Can you reproduce the data beneath, keeping every line exact?

*Task inputs*

=======

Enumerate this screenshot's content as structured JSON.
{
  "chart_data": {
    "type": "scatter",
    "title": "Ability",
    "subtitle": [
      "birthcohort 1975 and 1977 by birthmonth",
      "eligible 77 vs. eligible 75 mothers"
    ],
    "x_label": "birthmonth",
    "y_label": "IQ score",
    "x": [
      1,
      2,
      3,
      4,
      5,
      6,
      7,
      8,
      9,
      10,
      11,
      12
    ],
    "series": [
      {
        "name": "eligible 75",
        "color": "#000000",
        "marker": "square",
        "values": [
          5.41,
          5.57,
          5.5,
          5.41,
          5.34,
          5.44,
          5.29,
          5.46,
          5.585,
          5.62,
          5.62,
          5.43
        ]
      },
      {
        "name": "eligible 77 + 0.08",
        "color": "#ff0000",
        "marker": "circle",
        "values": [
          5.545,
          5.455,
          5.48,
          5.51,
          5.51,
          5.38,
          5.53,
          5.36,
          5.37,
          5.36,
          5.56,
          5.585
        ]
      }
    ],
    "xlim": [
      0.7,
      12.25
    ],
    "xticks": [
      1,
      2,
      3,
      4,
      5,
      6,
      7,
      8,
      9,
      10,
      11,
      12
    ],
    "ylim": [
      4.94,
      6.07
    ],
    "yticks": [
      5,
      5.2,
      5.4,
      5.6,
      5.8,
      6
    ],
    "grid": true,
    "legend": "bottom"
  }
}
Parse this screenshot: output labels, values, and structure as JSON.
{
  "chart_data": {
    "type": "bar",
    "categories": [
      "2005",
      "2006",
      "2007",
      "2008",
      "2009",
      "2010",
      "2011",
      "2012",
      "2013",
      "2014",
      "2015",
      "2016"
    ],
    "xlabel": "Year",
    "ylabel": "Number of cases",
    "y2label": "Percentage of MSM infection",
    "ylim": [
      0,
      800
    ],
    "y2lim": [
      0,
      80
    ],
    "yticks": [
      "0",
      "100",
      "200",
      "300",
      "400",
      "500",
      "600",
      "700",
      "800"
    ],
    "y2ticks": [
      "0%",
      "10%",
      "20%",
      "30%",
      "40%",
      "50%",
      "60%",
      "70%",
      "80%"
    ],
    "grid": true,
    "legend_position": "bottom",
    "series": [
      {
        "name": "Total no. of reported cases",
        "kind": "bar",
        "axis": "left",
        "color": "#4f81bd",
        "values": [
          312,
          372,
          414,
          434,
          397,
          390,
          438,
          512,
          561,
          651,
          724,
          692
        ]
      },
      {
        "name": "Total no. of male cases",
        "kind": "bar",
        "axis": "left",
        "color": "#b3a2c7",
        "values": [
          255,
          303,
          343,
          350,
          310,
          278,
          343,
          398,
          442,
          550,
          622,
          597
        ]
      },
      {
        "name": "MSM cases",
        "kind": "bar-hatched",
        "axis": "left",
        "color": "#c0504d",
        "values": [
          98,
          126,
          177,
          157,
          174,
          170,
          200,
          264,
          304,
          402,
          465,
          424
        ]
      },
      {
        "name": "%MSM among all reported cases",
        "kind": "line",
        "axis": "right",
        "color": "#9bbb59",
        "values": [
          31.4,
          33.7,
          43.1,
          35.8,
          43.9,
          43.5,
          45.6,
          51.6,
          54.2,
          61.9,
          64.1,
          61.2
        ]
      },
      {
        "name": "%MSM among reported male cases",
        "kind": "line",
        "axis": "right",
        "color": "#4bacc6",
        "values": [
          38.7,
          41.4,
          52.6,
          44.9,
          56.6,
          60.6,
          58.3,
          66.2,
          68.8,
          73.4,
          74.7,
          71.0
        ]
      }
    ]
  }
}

=======

*Answer for this exercise*
Enumerate this screenshot's content as structured JSON.
{
  "chart_data": {
    "type": "scatter",
    "title": "Ability",
    "subtitle": [
      "birthcohort 1975 and 1977 by birthmonth",
      "eligible 77 vs. eligible 75 mothers"
    ],
    "x_label": "birthmonth",
    "y_label": "IQ score",
    "x": [
      1,
      2,
      3,
      4,
      5,
      6,
      7,
      8,
      9,
      10,
      11,
      12
    ],
    "series": [
      {
        "name": "eligible 75",
        "color": "#000000",
        "marker": "square",
        "values": [
          5.41,
          5.57,
          5.5,
          5.41,
          5.34,
          5.44,
          5.29,
          5.46,
          5.585,
          5.62,
          5.62,
          5.43
        ]
      },
      {
        "name": "eligible 77 + 0.08",
        "color": "#ff0000",
        "marker": "circle",
        "values": [
          5.545,
          5.455,
          5.48,
          5.51,
          5.51,
          5.38,
          5.53,
          5.36,
          5.37,
          5.36,
          5.56,
          5.585
        ]
      }
    ],
    "xlim": [
      0.7,
      12.25
    ],
    "xticks": [
      1,
      2,
      3,
      4,
      5,
      6,
      7,
      8,
      9,
      10,
      11,
      12
    ],
    "ylim": [
      4.94,
      6.07
    ],
    "yticks": [
      5,
      5.2,
      5.4,
      5.6,
      5.8,
      6
    ],
    "grid": true,
    "legend": "bottom"
  }
}
Parse this screenshot: output labels, values, and structure as JSON.
{
  "chart_data": {
    "type": "bar",
    "categories": [
      "2005",
      "2006",
      "2007",
      "2008",
      "2009",
      "2010",
      "2011",
      "2012",
      "2013",
      "2014",
      "2015",
      "2016"
    ],
    "xlabel": "Year",
    "ylabel": "Number of cases",
    "y2label": "Percentage of MSM infection",
    "ylim": [
      0,
      800
    ],
    "y2lim": [
      0,
      80
    ],
    "yticks": [
      "0",
      "100",
      "200",
      "300",
      "400",
      "500",
      "600",
      "700",
      "800"
    ],
    "y2ticks": [
      "0%",
      "10%",
      "20%",
      "30%",
      "40%",
      "50%",
      "60%",
      "70%",
      "80%"
    ],
    "grid": true,
    "legend_position": "bottom",
    "series": [
      {
        "name": "Total no. of reported cases",
        "kind": "bar",
        "axis": "left",
        "color": "#4f81bd",
        "values": [
          312,
          372,
          414,
          434,
          397,
          390,
          438,
          512,
          561,
          651,
          724,
          692
        ]
      },
      {
        "name": "Total no. of male cases",
        "kind": "bar",
        "axis": "left",
        "color": "#b3a2c7",
        "values": [
          255,
          303,
          343,
          350,
          310,
          278,
          343,
          398,
          442,
          550,
          622,
          597
        ]
      },
      {
        "name": "MSM cases",
        "kind": "bar-hatched",
        "axis": "left",
        "color": "#c0504d",
        "values": [
          98,
          126,
          177,
          157,
          174,
          170,
          200,
          264,
          304,
          402,
          465,
          424
        ]
      },
      {
        "name": "%MSM among all reported cases",
        "kind": "line",
        "axis": "right",
        "color": "#9bbb59",
        "values": [
          31.4,
          33.7,
          43.1,
          35.8,
          43.9,
          43.5,
          45.6,
          51.6,
          54.2,
          61.9,
          64.1,
          61.2
        ]
      },
      {
        "name": "%MSM among reported male cases",
        "kind": "line",
        "axis": "right",
        "color": "#4bacc6",
        "values": [
          38.7,
          41.4,
          52.6,
          44.9,
          56.6,
          60.6,
          58.3,
          66.2,
          68.8,
          73.4,
          74.7,
          71.0
        ]
      }
    ]
  }
}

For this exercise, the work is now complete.